• _DIRECTIVE_: The records below hold pictures; please leave those out and retype the rest exactly.

• _SOURCE MATERIAL_:
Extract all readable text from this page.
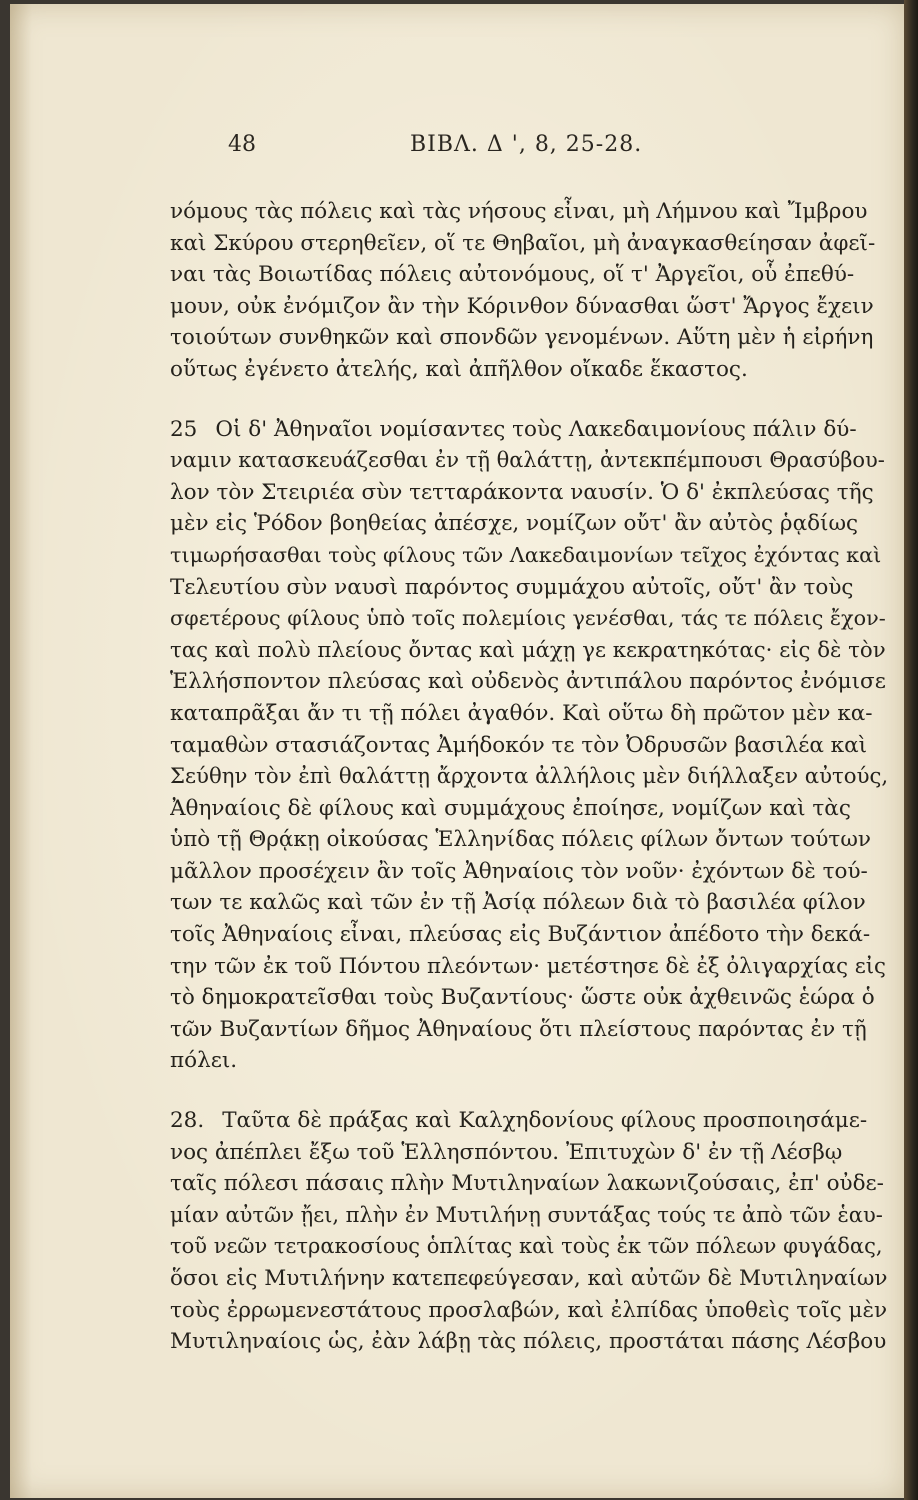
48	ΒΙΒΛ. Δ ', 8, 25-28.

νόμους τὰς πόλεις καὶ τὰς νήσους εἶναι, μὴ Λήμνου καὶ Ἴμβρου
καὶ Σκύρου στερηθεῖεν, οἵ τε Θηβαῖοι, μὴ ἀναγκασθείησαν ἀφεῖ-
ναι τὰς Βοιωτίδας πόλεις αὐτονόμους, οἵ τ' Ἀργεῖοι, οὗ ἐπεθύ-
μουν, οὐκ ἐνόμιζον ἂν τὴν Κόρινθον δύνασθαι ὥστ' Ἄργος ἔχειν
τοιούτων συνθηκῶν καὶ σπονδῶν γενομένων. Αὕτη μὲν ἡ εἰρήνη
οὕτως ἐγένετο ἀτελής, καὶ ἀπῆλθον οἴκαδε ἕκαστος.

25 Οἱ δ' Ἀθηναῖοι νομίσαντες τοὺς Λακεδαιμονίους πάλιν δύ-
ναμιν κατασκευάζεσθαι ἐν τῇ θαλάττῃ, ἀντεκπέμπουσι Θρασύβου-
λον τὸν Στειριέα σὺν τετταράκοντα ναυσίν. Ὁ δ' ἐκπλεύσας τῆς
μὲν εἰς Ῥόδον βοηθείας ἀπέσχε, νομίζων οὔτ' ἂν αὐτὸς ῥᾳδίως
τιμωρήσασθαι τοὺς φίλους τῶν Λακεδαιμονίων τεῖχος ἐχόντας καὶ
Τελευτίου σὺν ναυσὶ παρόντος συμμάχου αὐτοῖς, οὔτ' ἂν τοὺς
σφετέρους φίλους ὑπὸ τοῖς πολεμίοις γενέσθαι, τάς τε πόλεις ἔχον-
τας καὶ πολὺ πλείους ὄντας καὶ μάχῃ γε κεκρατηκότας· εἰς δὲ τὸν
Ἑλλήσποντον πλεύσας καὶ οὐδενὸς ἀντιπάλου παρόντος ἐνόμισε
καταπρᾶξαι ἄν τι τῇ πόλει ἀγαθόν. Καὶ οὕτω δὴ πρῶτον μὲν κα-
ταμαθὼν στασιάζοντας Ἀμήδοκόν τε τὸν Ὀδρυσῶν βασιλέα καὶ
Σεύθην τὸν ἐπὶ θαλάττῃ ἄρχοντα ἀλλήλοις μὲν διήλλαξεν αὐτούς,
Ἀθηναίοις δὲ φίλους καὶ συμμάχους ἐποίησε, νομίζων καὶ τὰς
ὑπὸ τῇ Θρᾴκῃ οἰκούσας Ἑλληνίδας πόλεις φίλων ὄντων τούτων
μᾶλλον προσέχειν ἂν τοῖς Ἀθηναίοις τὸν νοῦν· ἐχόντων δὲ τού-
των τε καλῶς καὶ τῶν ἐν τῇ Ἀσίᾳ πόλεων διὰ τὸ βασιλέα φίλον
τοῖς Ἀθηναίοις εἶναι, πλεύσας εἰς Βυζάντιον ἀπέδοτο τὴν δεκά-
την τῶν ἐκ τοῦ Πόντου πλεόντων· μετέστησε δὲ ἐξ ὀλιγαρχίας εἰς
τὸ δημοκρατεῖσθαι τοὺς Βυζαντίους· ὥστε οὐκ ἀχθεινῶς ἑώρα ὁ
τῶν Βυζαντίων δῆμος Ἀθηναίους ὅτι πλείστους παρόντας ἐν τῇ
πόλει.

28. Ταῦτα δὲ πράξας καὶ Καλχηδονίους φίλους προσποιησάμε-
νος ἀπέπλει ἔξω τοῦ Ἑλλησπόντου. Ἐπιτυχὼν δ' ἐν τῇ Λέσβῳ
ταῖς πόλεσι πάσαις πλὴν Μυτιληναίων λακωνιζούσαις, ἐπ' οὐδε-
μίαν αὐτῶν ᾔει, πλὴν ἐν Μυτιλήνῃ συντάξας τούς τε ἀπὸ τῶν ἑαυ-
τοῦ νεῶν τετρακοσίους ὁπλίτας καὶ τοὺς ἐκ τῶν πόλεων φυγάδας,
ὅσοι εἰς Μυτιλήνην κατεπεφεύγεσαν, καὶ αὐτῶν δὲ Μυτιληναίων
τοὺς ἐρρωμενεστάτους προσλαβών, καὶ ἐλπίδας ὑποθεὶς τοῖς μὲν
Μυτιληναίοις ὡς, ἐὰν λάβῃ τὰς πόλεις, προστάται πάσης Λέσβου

• _OUTPUT FOR THIS EXERCISE_:
Extract all readable text from this page.
48	ΒΙΒΛ. Δ ', 8, 25-28.

νόμους τὰς πόλεις καὶ τὰς νήσους εἶναι, μὴ Λήμνου καὶ Ἴμβρου
καὶ Σκύρου στερηθεῖεν, οἵ τε Θηβαῖοι, μὴ ἀναγκασθείησαν ἀφεῖ-
ναι τὰς Βοιωτίδας πόλεις αὐτονόμους, οἵ τ' Ἀργεῖοι, οὗ ἐπεθύ-
μουν, οὐκ ἐνόμιζον ἂν τὴν Κόρινθον δύνασθαι ὥστ' Ἄργος ἔχειν
τοιούτων συνθηκῶν καὶ σπονδῶν γενομένων. Αὕτη μὲν ἡ εἰρήνη
οὕτως ἐγένετο ἀτελής, καὶ ἀπῆλθον οἴκαδε ἕκαστος.

25 Οἱ δ' Ἀθηναῖοι νομίσαντες τοὺς Λακεδαιμονίους πάλιν δύ-
ναμιν κατασκευάζεσθαι ἐν τῇ θαλάττῃ, ἀντεκπέμπουσι Θρασύβου-
λον τὸν Στειριέα σὺν τετταράκοντα ναυσίν. Ὁ δ' ἐκπλεύσας τῆς
μὲν εἰς Ῥόδον βοηθείας ἀπέσχε, νομίζων οὔτ' ἂν αὐτὸς ῥᾳδίως
τιμωρήσασθαι τοὺς φίλους τῶν Λακεδαιμονίων τεῖχος ἐχόντας καὶ
Τελευτίου σὺν ναυσὶ παρόντος συμμάχου αὐτοῖς, οὔτ' ἂν τοὺς
σφετέρους φίλους ὑπὸ τοῖς πολεμίοις γενέσθαι, τάς τε πόλεις ἔχον-
τας καὶ πολὺ πλείους ὄντας καὶ μάχῃ γε κεκρατηκότας· εἰς δὲ τὸν
Ἑλλήσποντον πλεύσας καὶ οὐδενὸς ἀντιπάλου παρόντος ἐνόμισε
καταπρᾶξαι ἄν τι τῇ πόλει ἀγαθόν. Καὶ οὕτω δὴ πρῶτον μὲν κα-
ταμαθὼν στασιάζοντας Ἀμήδοκόν τε τὸν Ὀδρυσῶν βασιλέα καὶ
Σεύθην τὸν ἐπὶ θαλάττῃ ἄρχοντα ἀλλήλοις μὲν διήλλαξεν αὐτούς,
Ἀθηναίοις δὲ φίλους καὶ συμμάχους ἐποίησε, νομίζων καὶ τὰς
ὑπὸ τῇ Θρᾴκῃ οἰκούσας Ἑλληνίδας πόλεις φίλων ὄντων τούτων
μᾶλλον προσέχειν ἂν τοῖς Ἀθηναίοις τὸν νοῦν· ἐχόντων δὲ τού-
των τε καλῶς καὶ τῶν ἐν τῇ Ἀσίᾳ πόλεων διὰ τὸ βασιλέα φίλον
τοῖς Ἀθηναίοις εἶναι, πλεύσας εἰς Βυζάντιον ἀπέδοτο τὴν δεκά-
την τῶν ἐκ τοῦ Πόντου πλεόντων· μετέστησε δὲ ἐξ ὀλιγαρχίας εἰς
τὸ δημοκρατεῖσθαι τοὺς Βυζαντίους· ὥστε οὐκ ἀχθεινῶς ἑώρα ὁ
τῶν Βυζαντίων δῆμος Ἀθηναίους ὅτι πλείστους παρόντας ἐν τῇ
πόλει.

28. Ταῦτα δὲ πράξας καὶ Καλχηδονίους φίλους προσποιησάμε-
νος ἀπέπλει ἔξω τοῦ Ἑλλησπόντου. Ἐπιτυχὼν δ' ἐν τῇ Λέσβῳ
ταῖς πόλεσι πάσαις πλὴν Μυτιληναίων λακωνιζούσαις, ἐπ' οὐδε-
μίαν αὐτῶν ᾔει, πλὴν ἐν Μυτιλήνῃ συντάξας τούς τε ἀπὸ τῶν ἑαυ-
τοῦ νεῶν τετρακοσίους ὁπλίτας καὶ τοὺς ἐκ τῶν πόλεων φυγάδας,
ὅσοι εἰς Μυτιλήνην κατεπεφεύγεσαν, καὶ αὐτῶν δὲ Μυτιληναίων
τοὺς ἐρρωμενεστάτους προσλαβών, καὶ ἐλπίδας ὑποθεὶς τοῖς μὲν
Μυτιληναίοις ὡς, ἐὰν λάβῃ τὰς πόλεις, προστάται πάσης Λέσβου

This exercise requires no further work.